§ **Provided information**
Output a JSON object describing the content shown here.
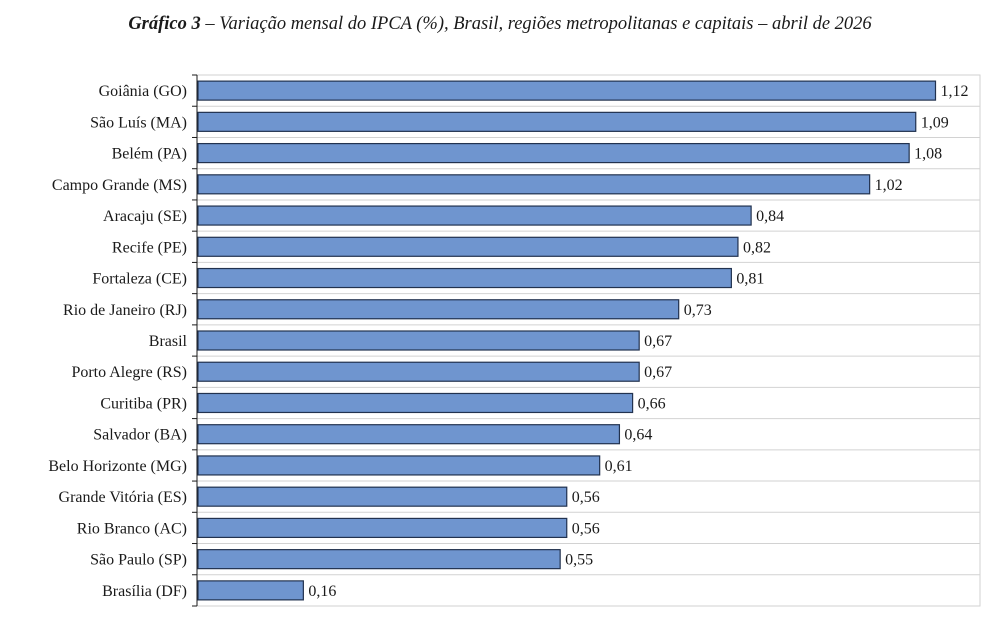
{
  "title": {
    "lead": "Gráfico 3",
    "dash": " – ",
    "text": "Variação mensal do IPCA (%), Brasil, regiões metropolitanas e capitais – abril de 2026"
  },
  "colors": {
    "bar_fill": "#6f95cf",
    "bar_stroke": "#22324f",
    "grid": "#d2d2d2",
    "axis": "#1a1a1a",
    "text": "#1a1a1a"
  },
  "chart_data": {
    "type": "bar",
    "orientation": "horizontal",
    "title": "Variação mensal do IPCA (%), Brasil, regiões metropolitanas e capitais – abril de 2026",
    "xlabel": "",
    "ylabel": "",
    "xlim": [
      0,
      1.2
    ],
    "grid": true,
    "legend": "none",
    "data_labels": true,
    "categories": [
      "Goiânia (GO)",
      "São Luís (MA)",
      "Belém (PA)",
      "Campo Grande (MS)",
      "Aracaju (SE)",
      "Recife (PE)",
      "Fortaleza (CE)",
      "Rio de Janeiro (RJ)",
      "Brasil",
      "Porto Alegre (RS)",
      "Curitiba (PR)",
      "Salvador (BA)",
      "Belo Horizonte (MG)",
      "Grande Vitória (ES)",
      "Rio Branco (AC)",
      "São Paulo (SP)",
      "Brasília (DF)"
    ],
    "values": [
      1.12,
      1.09,
      1.08,
      1.02,
      0.84,
      0.82,
      0.81,
      0.73,
      0.67,
      0.67,
      0.66,
      0.64,
      0.61,
      0.56,
      0.56,
      0.55,
      0.16
    ],
    "value_labels": [
      "1,12",
      "1,09",
      "1,08",
      "1,02",
      "0,84",
      "0,82",
      "0,81",
      "0,73",
      "0,67",
      "0,67",
      "0,66",
      "0,64",
      "0,61",
      "0,56",
      "0,56",
      "0,55",
      "0,16"
    ]
  }
}
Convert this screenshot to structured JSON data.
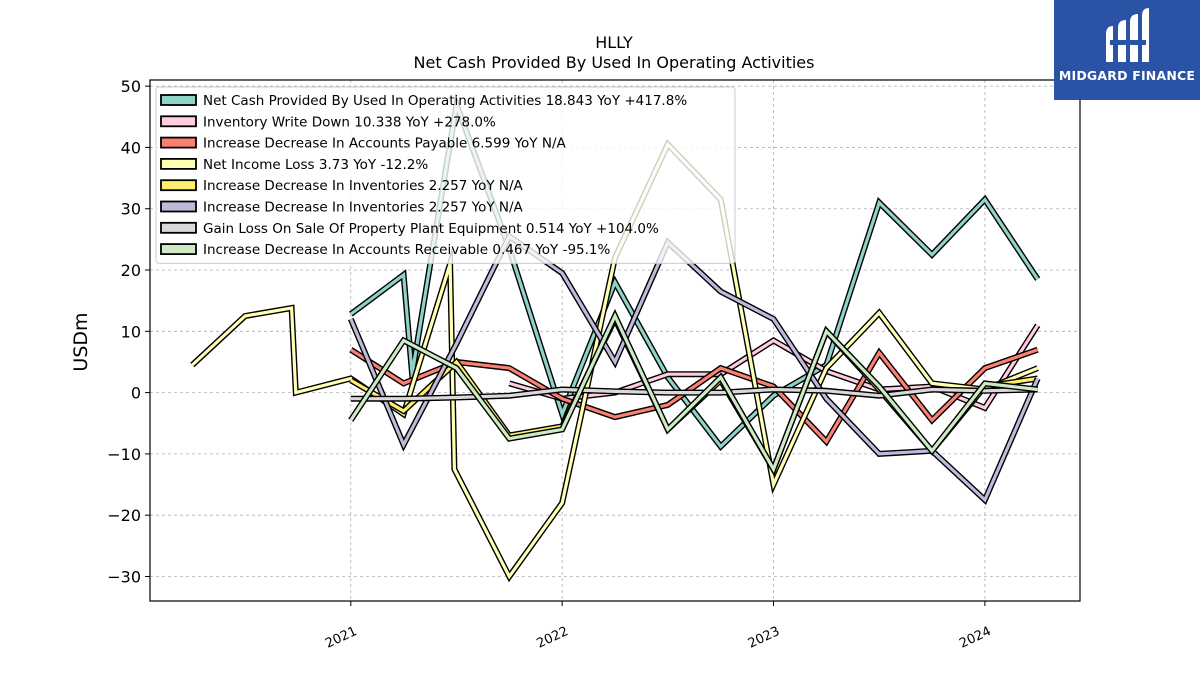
{
  "chart_data": {
    "type": "line",
    "title": "HLLY",
    "subtitle": "Net Cash Provided By Used In Operating Activities",
    "ylabel": "USDm",
    "xlabel": "",
    "ylim": [
      -34,
      51
    ],
    "xlim": [
      2020.05,
      2024.45
    ],
    "yticks": [
      50,
      40,
      30,
      20,
      10,
      0,
      -10,
      -20,
      -30
    ],
    "ytick_labels": [
      "50",
      "40",
      "30",
      "20",
      "10",
      "0",
      "−10",
      "−20",
      "−30"
    ],
    "xticks": [
      2021,
      2022,
      2023,
      2024
    ],
    "xtick_labels": [
      "2021",
      "2022",
      "2023",
      "2024"
    ],
    "grid": true,
    "legend_position": "top-left",
    "series": [
      {
        "name": "Net Cash Provided By Used In Operating Activities",
        "legend": "Net Cash Provided By Used In Operating Activities  18.843 YoY +417.8%",
        "color": "#8dd3c7",
        "points": [
          [
            2021.0,
            12.8
          ],
          [
            2021.25,
            19.2
          ],
          [
            2021.29,
            3.0
          ],
          [
            2021.5,
            47.0
          ],
          [
            2021.75,
            23.5
          ],
          [
            2022.0,
            -3.5
          ],
          [
            2022.25,
            18.0
          ],
          [
            2022.5,
            2.5
          ],
          [
            2022.75,
            -8.8
          ],
          [
            2023.0,
            -0.5
          ],
          [
            2023.25,
            4.5
          ],
          [
            2023.5,
            31.0
          ],
          [
            2023.75,
            22.5
          ],
          [
            2024.0,
            31.5
          ],
          [
            2024.25,
            18.5
          ]
        ]
      },
      {
        "name": "Inventory Write Down",
        "legend": "Inventory Write Down  10.338 YoY +278.0%",
        "color": "#ffcce0",
        "points": [
          [
            2021.75,
            1.5
          ],
          [
            2022.0,
            -1.0
          ],
          [
            2022.25,
            0.0
          ],
          [
            2022.5,
            3.0
          ],
          [
            2022.75,
            3.0
          ],
          [
            2023.0,
            8.5
          ],
          [
            2023.25,
            3.5
          ],
          [
            2023.5,
            0.5
          ],
          [
            2023.75,
            1.0
          ],
          [
            2024.0,
            -2.5
          ],
          [
            2024.25,
            11.0
          ]
        ]
      },
      {
        "name": "Increase Decrease In Accounts Payable",
        "legend": "Increase Decrease In Accounts Payable  6.599 YoY N/A",
        "color": "#fb8072",
        "points": [
          [
            2021.0,
            7.0
          ],
          [
            2021.25,
            1.5
          ],
          [
            2021.5,
            5.0
          ],
          [
            2021.75,
            4.0
          ],
          [
            2022.0,
            -1.0
          ],
          [
            2022.25,
            -4.0
          ],
          [
            2022.5,
            -2.0
          ],
          [
            2022.75,
            4.0
          ],
          [
            2023.0,
            1.0
          ],
          [
            2023.25,
            -8.0
          ],
          [
            2023.5,
            6.5
          ],
          [
            2023.75,
            -4.5
          ],
          [
            2024.0,
            4.0
          ],
          [
            2024.25,
            7.0
          ]
        ]
      },
      {
        "name": "Net Income Loss",
        "legend": "Net Income Loss  3.73 YoY -12.2%",
        "color": "#ffffb3",
        "points": [
          [
            2020.25,
            4.5
          ],
          [
            2020.5,
            12.5
          ],
          [
            2020.72,
            13.8
          ],
          [
            2020.74,
            0.0
          ],
          [
            2021.0,
            2.3
          ],
          [
            2021.25,
            -3.5
          ],
          [
            2021.47,
            21.0
          ],
          [
            2021.49,
            -12.5
          ],
          [
            2021.75,
            -30.0
          ],
          [
            2022.0,
            -18.0
          ],
          [
            2022.25,
            22.0
          ],
          [
            2022.5,
            40.5
          ],
          [
            2022.75,
            31.5
          ],
          [
            2023.0,
            -15.0
          ],
          [
            2023.25,
            4.0
          ],
          [
            2023.5,
            13.0
          ],
          [
            2023.75,
            1.5
          ],
          [
            2024.0,
            0.5
          ],
          [
            2024.25,
            4.0
          ]
        ]
      },
      {
        "name": "Increase Decrease In Inventories",
        "legend": "Increase Decrease In Inventories  2.257 YoY N/A",
        "color": "#ffed6f",
        "points": [
          [
            2021.0,
            2.0
          ],
          [
            2021.25,
            -3.0
          ],
          [
            2021.5,
            5.0
          ],
          [
            2021.75,
            -7.0
          ],
          [
            2022.0,
            -5.5
          ],
          [
            2022.25,
            12.0
          ],
          [
            2022.5,
            -6.0
          ],
          [
            2022.75,
            2.0
          ],
          [
            2023.0,
            -12.5
          ],
          [
            2023.25,
            10.0
          ],
          [
            2023.5,
            0.5
          ],
          [
            2023.75,
            -9.5
          ],
          [
            2024.0,
            1.0
          ],
          [
            2024.25,
            2.3
          ]
        ]
      },
      {
        "name": "Increase Decrease In Inventories",
        "legend": "Increase Decrease In Inventories  2.257 YoY N/A",
        "color": "#bebada",
        "points": [
          [
            2021.0,
            12.0
          ],
          [
            2021.25,
            -8.5
          ],
          [
            2021.5,
            8.0
          ],
          [
            2021.75,
            25.5
          ],
          [
            2022.0,
            19.5
          ],
          [
            2022.25,
            5.0
          ],
          [
            2022.5,
            24.5
          ],
          [
            2022.75,
            16.5
          ],
          [
            2023.0,
            12.0
          ],
          [
            2023.25,
            -1.0
          ],
          [
            2023.5,
            -10.0
          ],
          [
            2023.75,
            -9.5
          ],
          [
            2024.0,
            -17.5
          ],
          [
            2024.25,
            2.3
          ]
        ]
      },
      {
        "name": "Gain Loss On Sale Of Property Plant Equipment",
        "legend": "Gain Loss On Sale Of Property Plant Equipment  0.514 YoY +104.0%",
        "color": "#d9d9d9",
        "points": [
          [
            2021.0,
            -1.0
          ],
          [
            2021.25,
            -1.0
          ],
          [
            2021.5,
            -0.8
          ],
          [
            2021.75,
            -0.5
          ],
          [
            2022.0,
            0.5
          ],
          [
            2022.25,
            0.2
          ],
          [
            2022.5,
            0.0
          ],
          [
            2022.75,
            0.0
          ],
          [
            2023.0,
            0.5
          ],
          [
            2023.25,
            0.3
          ],
          [
            2023.5,
            -0.5
          ],
          [
            2023.75,
            0.5
          ],
          [
            2024.0,
            0.3
          ],
          [
            2024.25,
            0.5
          ]
        ]
      },
      {
        "name": "Increase Decrease In Accounts Receivable",
        "legend": "Increase Decrease In Accounts Receivable  0.467 YoY -95.1%",
        "color": "#ccebc5",
        "points": [
          [
            2021.0,
            -4.5
          ],
          [
            2021.25,
            8.5
          ],
          [
            2021.5,
            4.0
          ],
          [
            2021.75,
            -7.5
          ],
          [
            2022.0,
            -6.0
          ],
          [
            2022.25,
            12.5
          ],
          [
            2022.5,
            -6.0
          ],
          [
            2022.75,
            2.5
          ],
          [
            2023.0,
            -12.5
          ],
          [
            2023.25,
            10.0
          ],
          [
            2023.5,
            1.0
          ],
          [
            2023.75,
            -9.5
          ],
          [
            2024.0,
            1.5
          ],
          [
            2024.25,
            0.5
          ]
        ]
      }
    ]
  },
  "logo": {
    "text": "MIDGARD FINANCE",
    "color": "#2a52a5"
  }
}
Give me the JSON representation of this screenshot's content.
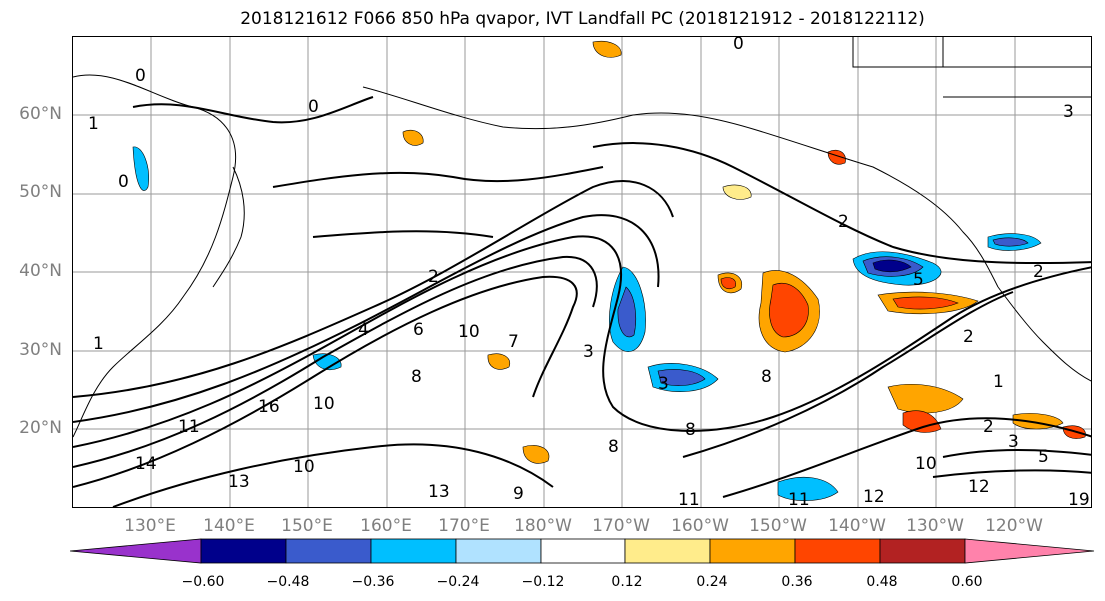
{
  "title": "2018121612 F066 850 hPa qvapor, IVT Landfall PC (2018121912 - 2018122112)",
  "lat_labels": [
    "60°N",
    "50°N",
    "40°N",
    "30°N",
    "20°N"
  ],
  "lon_labels": [
    "130°E",
    "140°E",
    "150°E",
    "160°E",
    "170°E",
    "180°W",
    "170°W",
    "160°W",
    "150°W",
    "140°W",
    "130°W",
    "120°W"
  ],
  "colorbar": {
    "colors": [
      "#9932CC",
      "#00008B",
      "#3A5BCC",
      "#00BFFF",
      "#B0E2FF",
      "#FFFFFF",
      "#FFEC8B",
      "#FFA500",
      "#FF4500",
      "#B22222",
      "#FF82AB"
    ],
    "tick_labels": [
      "−0.60",
      "−0.48",
      "−0.36",
      "−0.24",
      "−0.12",
      "0.12",
      "0.24",
      "0.36",
      "0.48",
      "0.60"
    ]
  },
  "contour_labels": [
    "0",
    "0",
    "0",
    "0",
    "1",
    "1",
    "1",
    "2",
    "2",
    "2",
    "2",
    "2",
    "3",
    "3",
    "3",
    "3",
    "4",
    "5",
    "5",
    "6",
    "7",
    "8",
    "8",
    "8",
    "8",
    "9",
    "10",
    "10",
    "10",
    "10",
    "11",
    "11",
    "11",
    "12",
    "12",
    "13",
    "13",
    "14",
    "16",
    "19"
  ]
}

§ **Your goal**
Repeat exactly the lines from the one holding "Give me the" through the last line of the entries, both included; the pictures do not belong in the copy.

§ **In response**
Give me the JSON representation of this screenshot's content.
{
  "title": "2018121612 F066 850 hPa qvapor, IVT Landfall PC (2018121912 - 2018122112)",
  "lat_labels": [
    "60°N",
    "50°N",
    "40°N",
    "30°N",
    "20°N"
  ],
  "lon_labels": [
    "130°E",
    "140°E",
    "150°E",
    "160°E",
    "170°E",
    "180°W",
    "170°W",
    "160°W",
    "150°W",
    "140°W",
    "130°W",
    "120°W"
  ],
  "colorbar": {
    "colors": [
      "#9932CC",
      "#00008B",
      "#3A5BCC",
      "#00BFFF",
      "#B0E2FF",
      "#FFFFFF",
      "#FFEC8B",
      "#FFA500",
      "#FF4500",
      "#B22222",
      "#FF82AB"
    ],
    "tick_labels": [
      "−0.60",
      "−0.48",
      "−0.36",
      "−0.24",
      "−0.12",
      "0.12",
      "0.24",
      "0.36",
      "0.48",
      "0.60"
    ]
  },
  "contour_labels": [
    "0",
    "0",
    "0",
    "0",
    "1",
    "1",
    "1",
    "2",
    "2",
    "2",
    "2",
    "2",
    "3",
    "3",
    "3",
    "3",
    "4",
    "5",
    "5",
    "6",
    "7",
    "8",
    "8",
    "8",
    "8",
    "9",
    "10",
    "10",
    "10",
    "10",
    "11",
    "11",
    "11",
    "12",
    "12",
    "13",
    "13",
    "14",
    "16",
    "19"
  ]
}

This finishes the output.